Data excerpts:
▽

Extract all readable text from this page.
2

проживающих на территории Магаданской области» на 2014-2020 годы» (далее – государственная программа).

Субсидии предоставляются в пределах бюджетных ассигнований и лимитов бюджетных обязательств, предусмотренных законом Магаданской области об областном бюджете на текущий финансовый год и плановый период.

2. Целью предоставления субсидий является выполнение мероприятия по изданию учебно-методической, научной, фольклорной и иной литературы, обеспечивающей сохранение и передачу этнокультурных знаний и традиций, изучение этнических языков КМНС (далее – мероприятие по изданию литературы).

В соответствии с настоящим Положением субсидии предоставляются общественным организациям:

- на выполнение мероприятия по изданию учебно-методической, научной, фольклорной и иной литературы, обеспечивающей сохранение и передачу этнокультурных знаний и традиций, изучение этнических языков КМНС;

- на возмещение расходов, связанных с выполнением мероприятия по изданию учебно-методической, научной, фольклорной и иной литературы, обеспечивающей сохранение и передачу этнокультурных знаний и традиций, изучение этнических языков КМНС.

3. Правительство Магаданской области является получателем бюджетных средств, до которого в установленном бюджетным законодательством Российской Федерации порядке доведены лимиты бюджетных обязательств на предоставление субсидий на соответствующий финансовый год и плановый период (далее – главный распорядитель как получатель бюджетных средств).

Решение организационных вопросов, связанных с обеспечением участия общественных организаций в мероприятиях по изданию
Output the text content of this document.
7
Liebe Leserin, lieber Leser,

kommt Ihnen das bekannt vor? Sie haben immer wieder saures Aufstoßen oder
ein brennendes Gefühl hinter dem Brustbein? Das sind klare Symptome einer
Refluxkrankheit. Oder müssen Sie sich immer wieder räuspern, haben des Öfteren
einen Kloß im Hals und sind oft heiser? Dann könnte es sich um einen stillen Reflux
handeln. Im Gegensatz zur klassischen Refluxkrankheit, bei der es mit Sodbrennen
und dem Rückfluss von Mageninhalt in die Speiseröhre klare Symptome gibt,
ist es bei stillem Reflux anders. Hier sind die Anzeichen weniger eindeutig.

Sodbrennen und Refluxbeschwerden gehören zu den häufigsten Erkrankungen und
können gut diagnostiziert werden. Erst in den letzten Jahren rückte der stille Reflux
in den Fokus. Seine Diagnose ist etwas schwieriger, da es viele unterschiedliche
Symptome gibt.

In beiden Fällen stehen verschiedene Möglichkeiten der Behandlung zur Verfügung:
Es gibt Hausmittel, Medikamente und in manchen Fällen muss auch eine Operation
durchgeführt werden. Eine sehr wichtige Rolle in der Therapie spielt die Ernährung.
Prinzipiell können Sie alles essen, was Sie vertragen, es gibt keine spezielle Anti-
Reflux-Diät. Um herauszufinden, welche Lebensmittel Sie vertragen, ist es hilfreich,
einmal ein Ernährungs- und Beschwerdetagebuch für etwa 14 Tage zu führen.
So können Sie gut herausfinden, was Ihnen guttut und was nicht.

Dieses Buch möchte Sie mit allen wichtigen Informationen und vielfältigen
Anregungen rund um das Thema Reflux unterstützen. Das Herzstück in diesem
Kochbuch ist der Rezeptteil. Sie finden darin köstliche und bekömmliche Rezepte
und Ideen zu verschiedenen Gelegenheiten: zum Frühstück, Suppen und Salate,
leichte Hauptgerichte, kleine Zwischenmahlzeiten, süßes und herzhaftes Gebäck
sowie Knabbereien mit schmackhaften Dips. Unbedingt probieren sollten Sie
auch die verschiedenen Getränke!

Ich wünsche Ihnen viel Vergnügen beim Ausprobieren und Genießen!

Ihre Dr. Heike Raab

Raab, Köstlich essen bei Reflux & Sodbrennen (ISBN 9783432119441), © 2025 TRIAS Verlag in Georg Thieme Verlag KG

△

Print the whole listing exactly as it is.

Task output:
Extract all readable text from this page.
2

проживающих на территории Магаданской области» на 2014-2020 годы» (далее – государственная программа).

Субсидии предоставляются в пределах бюджетных ассигнований и лимитов бюджетных обязательств, предусмотренных законом Магаданской области об областном бюджете на текущий финансовый год и плановый период.

2. Целью предоставления субсидий является выполнение мероприятия по изданию учебно-методической, научной, фольклорной и иной литературы, обеспечивающей сохранение и передачу этнокультурных знаний и традиций, изучение этнических языков КМНС (далее – мероприятие по изданию литературы).

В соответствии с настоящим Положением субсидии предоставляются общественным организациям:

- на выполнение мероприятия по изданию учебно-методической, научной, фольклорной и иной литературы, обеспечивающей сохранение и передачу этнокультурных знаний и традиций, изучение этнических языков КМНС;

- на возмещение расходов, связанных с выполнением мероприятия по изданию учебно-методической, научной, фольклорной и иной литературы, обеспечивающей сохранение и передачу этнокультурных знаний и традиций, изучение этнических языков КМНС.

3. Правительство Магаданской области является получателем бюджетных средств, до которого в установленном бюджетным законодательством Российской Федерации порядке доведены лимиты бюджетных обязательств на предоставление субсидий на соответствующий финансовый год и плановый период (далее – главный распорядитель как получатель бюджетных средств).

Решение организационных вопросов, связанных с обеспечением участия общественных организаций в мероприятиях по изданию
Output the text content of this document.
7
Liebe Leserin, lieber Leser,

kommt Ihnen das bekannt vor? Sie haben immer wieder saures Aufstoßen oder
ein brennendes Gefühl hinter dem Brustbein? Das sind klare Symptome einer
Refluxkrankheit. Oder müssen Sie sich immer wieder räuspern, haben des Öfteren
einen Kloß im Hals und sind oft heiser? Dann könnte es sich um einen stillen Reflux
handeln. Im Gegensatz zur klassischen Refluxkrankheit, bei der es mit Sodbrennen
und dem Rückfluss von Mageninhalt in die Speiseröhre klare Symptome gibt,
ist es bei stillem Reflux anders. Hier sind die Anzeichen weniger eindeutig.

Sodbrennen und Refluxbeschwerden gehören zu den häufigsten Erkrankungen und
können gut diagnostiziert werden. Erst in den letzten Jahren rückte der stille Reflux
in den Fokus. Seine Diagnose ist etwas schwieriger, da es viele unterschiedliche
Symptome gibt.

In beiden Fällen stehen verschiedene Möglichkeiten der Behandlung zur Verfügung:
Es gibt Hausmittel, Medikamente und in manchen Fällen muss auch eine Operation
durchgeführt werden. Eine sehr wichtige Rolle in der Therapie spielt die Ernährung.
Prinzipiell können Sie alles essen, was Sie vertragen, es gibt keine spezielle Anti-
Reflux-Diät. Um herauszufinden, welche Lebensmittel Sie vertragen, ist es hilfreich,
einmal ein Ernährungs- und Beschwerdetagebuch für etwa 14 Tage zu führen.
So können Sie gut herausfinden, was Ihnen guttut und was nicht.

Dieses Buch möchte Sie mit allen wichtigen Informationen und vielfältigen
Anregungen rund um das Thema Reflux unterstützen. Das Herzstück in diesem
Kochbuch ist der Rezeptteil. Sie finden darin köstliche und bekömmliche Rezepte
und Ideen zu verschiedenen Gelegenheiten: zum Frühstück, Suppen und Salate,
leichte Hauptgerichte, kleine Zwischenmahlzeiten, süßes und herzhaftes Gebäck
sowie Knabbereien mit schmackhaften Dips. Unbedingt probieren sollten Sie
auch die verschiedenen Getränke!

Ich wünsche Ihnen viel Vergnügen beim Ausprobieren und Genießen!

Ihre Dr. Heike Raab

Raab, Köstlich essen bei Reflux & Sodbrennen (ISBN 9783432119441), © 2025 TRIAS Verlag in Georg Thieme Verlag KG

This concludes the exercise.